## Task prompt
Go through the listing and set it down exactly, leaving out its pictures.

## Data to use
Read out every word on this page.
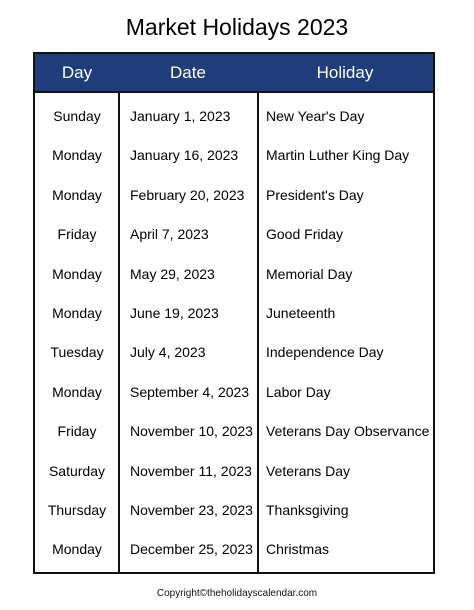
Market Holidays 2023
Day	Date	Holiday
Sunday	January 1, 2023	New Year's Day
Monday	January 16, 2023	Martin Luther King Day
Monday	February 20, 2023	President's Day
Friday	April 7, 2023	Good Friday
Monday	May 29, 2023	Memorial Day
Monday	June 19, 2023	Juneteenth
Tuesday	July 4, 2023	Independence Day
Monday	September 4, 2023	Labor Day
Friday	November 10, 2023 Veterans Day Observance
Saturday	November 11, 2023 Veterans Day
Thursday	November 23, 2023 Thanksgiving
Monday	December 25, 2023 Christmas
Copyright©theholidayscalendar.com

## Problem solution
Read out every word on this page.
Market Holidays 2023
Day	Date	Holiday
Sunday	January 1, 2023	New Year's Day
Monday	January 16, 2023	Martin Luther King Day
Monday	February 20, 2023	President's Day
Friday	April 7, 2023	Good Friday
Monday	May 29, 2023	Memorial Day
Monday	June 19, 2023	Juneteenth
Tuesday	July 4, 2023	Independence Day
Monday	September 4, 2023	Labor Day
Friday	November 10, 2023 Veterans Day Observance
Saturday	November 11, 2023 Veterans Day
Thursday	November 23, 2023 Thanksgiving
Monday	December 25, 2023 Christmas
Copyright©theholidayscalendar.com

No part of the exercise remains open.